Reproduce all lines of the listing below in which the word "text" occurs.

Dataset excerpts:

** Begin **

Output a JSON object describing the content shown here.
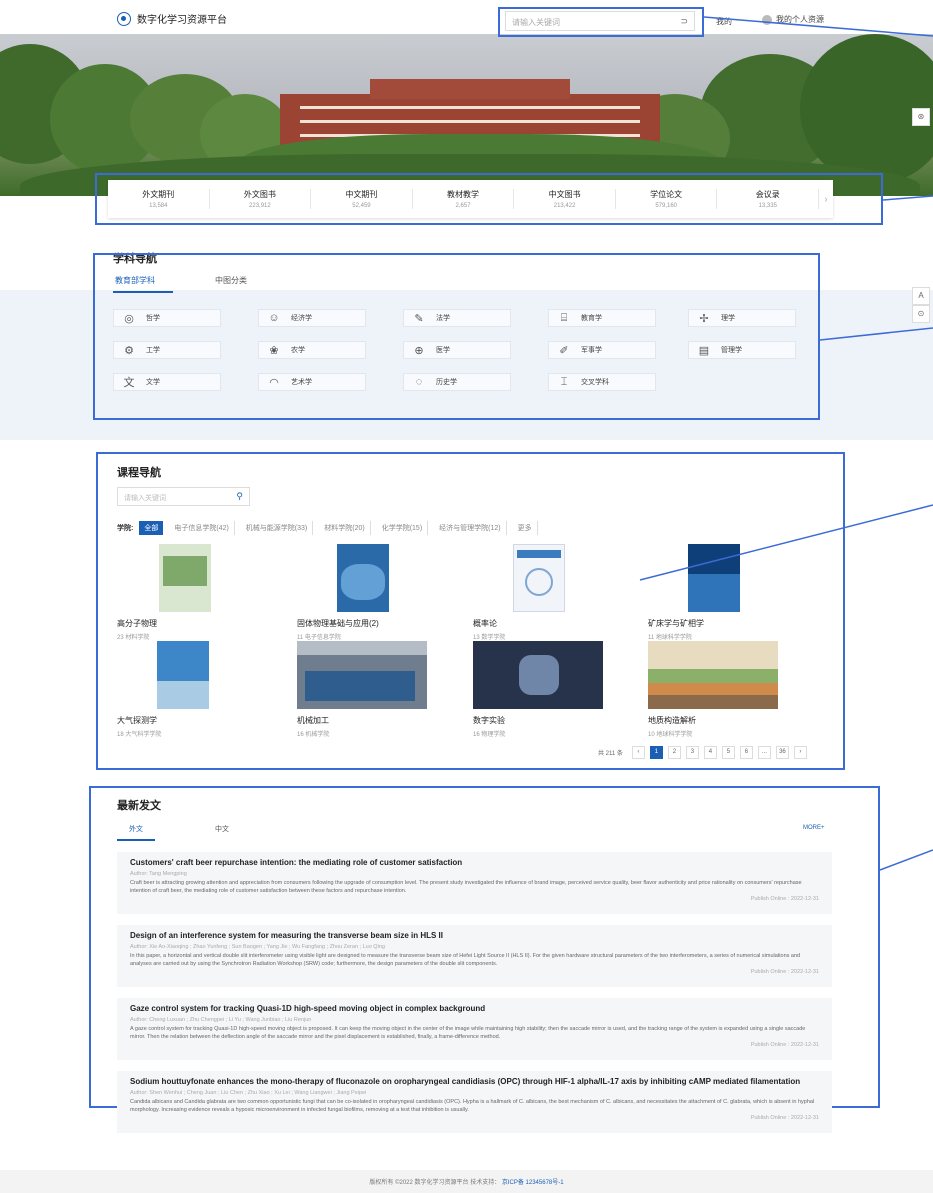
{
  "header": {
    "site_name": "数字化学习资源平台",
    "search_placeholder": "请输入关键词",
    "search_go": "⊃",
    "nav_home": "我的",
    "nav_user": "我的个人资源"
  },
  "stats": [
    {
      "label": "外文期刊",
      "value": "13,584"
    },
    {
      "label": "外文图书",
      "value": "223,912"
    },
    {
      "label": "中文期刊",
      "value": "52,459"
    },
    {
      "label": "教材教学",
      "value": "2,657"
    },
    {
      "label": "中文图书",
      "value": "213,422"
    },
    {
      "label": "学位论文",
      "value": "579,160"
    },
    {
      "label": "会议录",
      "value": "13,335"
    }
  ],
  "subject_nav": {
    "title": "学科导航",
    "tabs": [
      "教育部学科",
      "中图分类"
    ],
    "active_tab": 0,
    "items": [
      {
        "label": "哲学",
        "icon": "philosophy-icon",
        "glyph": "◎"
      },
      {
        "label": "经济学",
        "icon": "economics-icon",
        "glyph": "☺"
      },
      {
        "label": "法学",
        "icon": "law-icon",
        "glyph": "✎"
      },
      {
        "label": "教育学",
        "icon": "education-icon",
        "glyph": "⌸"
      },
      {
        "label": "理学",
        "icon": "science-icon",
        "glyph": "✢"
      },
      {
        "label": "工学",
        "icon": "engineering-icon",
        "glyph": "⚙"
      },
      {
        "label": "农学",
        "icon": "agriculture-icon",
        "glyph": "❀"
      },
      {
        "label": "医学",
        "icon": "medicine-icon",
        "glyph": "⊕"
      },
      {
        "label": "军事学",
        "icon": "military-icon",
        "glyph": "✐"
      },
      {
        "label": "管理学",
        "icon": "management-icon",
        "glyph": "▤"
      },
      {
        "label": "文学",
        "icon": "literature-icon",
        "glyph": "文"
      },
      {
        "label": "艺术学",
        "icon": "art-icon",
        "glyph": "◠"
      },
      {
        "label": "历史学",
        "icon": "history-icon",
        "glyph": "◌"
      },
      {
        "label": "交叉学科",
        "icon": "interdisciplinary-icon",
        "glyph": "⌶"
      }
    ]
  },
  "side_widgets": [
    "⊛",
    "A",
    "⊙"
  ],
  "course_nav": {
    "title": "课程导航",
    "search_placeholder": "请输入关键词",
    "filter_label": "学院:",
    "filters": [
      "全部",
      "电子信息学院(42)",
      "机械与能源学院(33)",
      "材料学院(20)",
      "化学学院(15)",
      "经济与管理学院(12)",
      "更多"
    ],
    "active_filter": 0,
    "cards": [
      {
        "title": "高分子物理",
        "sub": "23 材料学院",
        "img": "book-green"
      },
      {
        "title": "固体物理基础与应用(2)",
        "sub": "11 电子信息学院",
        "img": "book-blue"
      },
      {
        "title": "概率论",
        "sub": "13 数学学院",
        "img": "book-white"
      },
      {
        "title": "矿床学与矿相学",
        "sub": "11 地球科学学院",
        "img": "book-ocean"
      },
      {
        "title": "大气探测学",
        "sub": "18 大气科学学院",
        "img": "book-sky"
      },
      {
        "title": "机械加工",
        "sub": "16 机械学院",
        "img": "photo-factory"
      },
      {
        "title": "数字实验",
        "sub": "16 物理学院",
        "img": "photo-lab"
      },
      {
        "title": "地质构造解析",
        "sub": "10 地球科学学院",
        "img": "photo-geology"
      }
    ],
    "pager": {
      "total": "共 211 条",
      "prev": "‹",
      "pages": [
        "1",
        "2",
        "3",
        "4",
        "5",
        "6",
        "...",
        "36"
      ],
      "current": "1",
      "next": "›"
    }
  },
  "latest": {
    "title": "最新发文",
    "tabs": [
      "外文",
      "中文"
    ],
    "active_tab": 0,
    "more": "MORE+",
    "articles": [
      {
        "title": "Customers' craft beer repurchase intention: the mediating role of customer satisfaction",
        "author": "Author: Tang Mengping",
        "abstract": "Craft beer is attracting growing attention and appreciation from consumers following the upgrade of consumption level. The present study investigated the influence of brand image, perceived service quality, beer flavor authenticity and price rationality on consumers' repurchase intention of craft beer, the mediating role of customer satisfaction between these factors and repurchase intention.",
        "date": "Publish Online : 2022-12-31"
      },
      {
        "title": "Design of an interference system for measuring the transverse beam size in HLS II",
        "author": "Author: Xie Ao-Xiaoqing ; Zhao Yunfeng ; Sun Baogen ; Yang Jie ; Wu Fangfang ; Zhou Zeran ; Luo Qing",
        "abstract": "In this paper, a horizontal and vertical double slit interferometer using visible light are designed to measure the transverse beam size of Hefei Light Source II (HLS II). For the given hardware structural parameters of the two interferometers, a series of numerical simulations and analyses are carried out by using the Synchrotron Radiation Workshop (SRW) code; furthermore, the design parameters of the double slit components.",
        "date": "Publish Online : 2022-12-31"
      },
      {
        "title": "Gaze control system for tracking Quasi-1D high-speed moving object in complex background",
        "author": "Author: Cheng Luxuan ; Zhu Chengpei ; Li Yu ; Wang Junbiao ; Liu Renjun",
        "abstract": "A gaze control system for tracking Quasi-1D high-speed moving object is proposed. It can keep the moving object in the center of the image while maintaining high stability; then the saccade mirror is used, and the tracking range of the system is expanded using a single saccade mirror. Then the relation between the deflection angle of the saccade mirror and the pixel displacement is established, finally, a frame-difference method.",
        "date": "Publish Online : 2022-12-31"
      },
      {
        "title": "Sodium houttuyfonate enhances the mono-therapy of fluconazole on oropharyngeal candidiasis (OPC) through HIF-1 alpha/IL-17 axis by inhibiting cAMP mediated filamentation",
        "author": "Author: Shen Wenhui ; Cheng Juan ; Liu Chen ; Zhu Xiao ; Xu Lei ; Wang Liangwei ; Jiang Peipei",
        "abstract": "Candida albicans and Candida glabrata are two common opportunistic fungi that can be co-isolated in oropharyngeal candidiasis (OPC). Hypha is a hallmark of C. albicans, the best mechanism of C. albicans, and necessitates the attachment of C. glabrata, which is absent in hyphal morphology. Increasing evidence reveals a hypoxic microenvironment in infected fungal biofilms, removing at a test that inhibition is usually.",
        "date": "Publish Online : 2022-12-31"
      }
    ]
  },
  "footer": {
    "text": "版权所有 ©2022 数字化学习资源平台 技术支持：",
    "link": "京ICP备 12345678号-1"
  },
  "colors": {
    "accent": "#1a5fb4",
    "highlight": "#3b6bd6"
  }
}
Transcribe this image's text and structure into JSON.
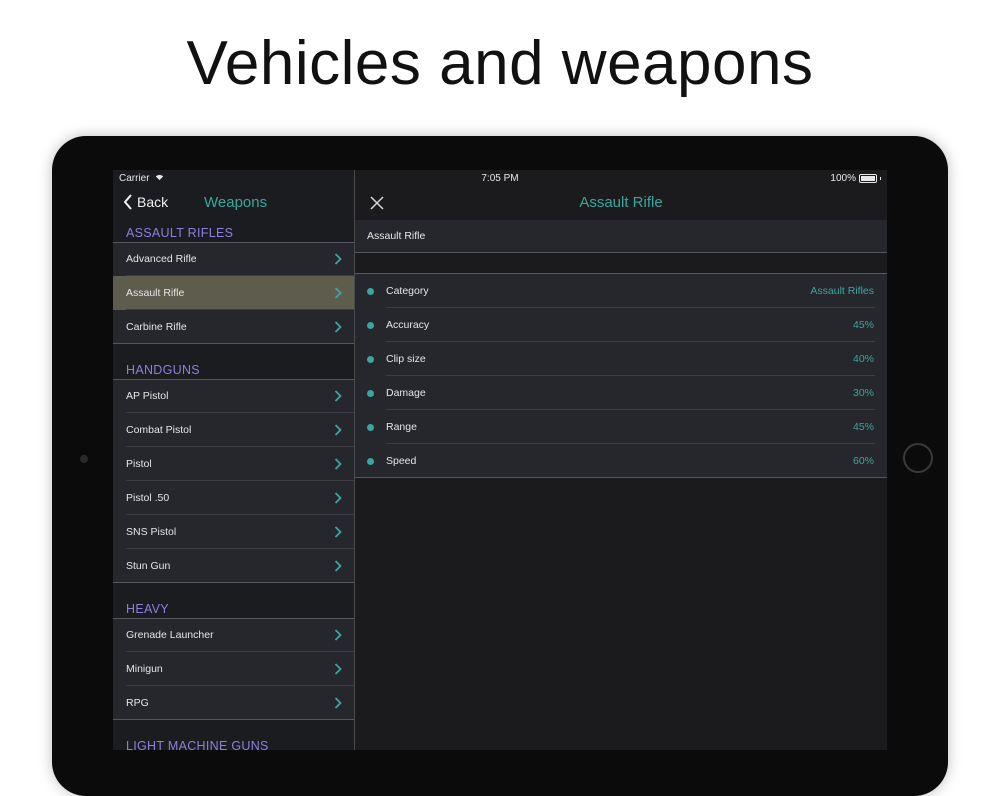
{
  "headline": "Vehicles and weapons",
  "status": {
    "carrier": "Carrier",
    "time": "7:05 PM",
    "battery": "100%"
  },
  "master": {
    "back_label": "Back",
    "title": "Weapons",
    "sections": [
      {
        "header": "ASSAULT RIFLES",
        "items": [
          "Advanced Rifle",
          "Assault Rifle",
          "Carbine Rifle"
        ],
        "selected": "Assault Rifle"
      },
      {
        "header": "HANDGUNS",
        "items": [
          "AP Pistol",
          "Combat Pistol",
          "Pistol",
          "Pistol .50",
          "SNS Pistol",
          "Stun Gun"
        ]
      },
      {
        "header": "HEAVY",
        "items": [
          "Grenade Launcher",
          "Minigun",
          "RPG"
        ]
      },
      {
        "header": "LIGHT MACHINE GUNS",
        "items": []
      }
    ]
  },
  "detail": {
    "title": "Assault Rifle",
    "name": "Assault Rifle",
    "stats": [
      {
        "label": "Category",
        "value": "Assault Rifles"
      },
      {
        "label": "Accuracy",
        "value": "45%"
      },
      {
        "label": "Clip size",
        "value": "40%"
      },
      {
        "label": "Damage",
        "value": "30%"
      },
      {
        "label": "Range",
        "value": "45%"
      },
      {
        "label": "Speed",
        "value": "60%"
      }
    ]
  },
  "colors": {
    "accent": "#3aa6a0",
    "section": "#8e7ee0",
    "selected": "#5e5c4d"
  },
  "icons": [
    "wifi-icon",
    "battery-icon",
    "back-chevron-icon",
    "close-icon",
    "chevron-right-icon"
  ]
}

** End **

■ Written solution:
    "text": "版权所有 ©2022 数字化学习资源平台 技术支持：",
Transcribe this image's text and structure into JSON.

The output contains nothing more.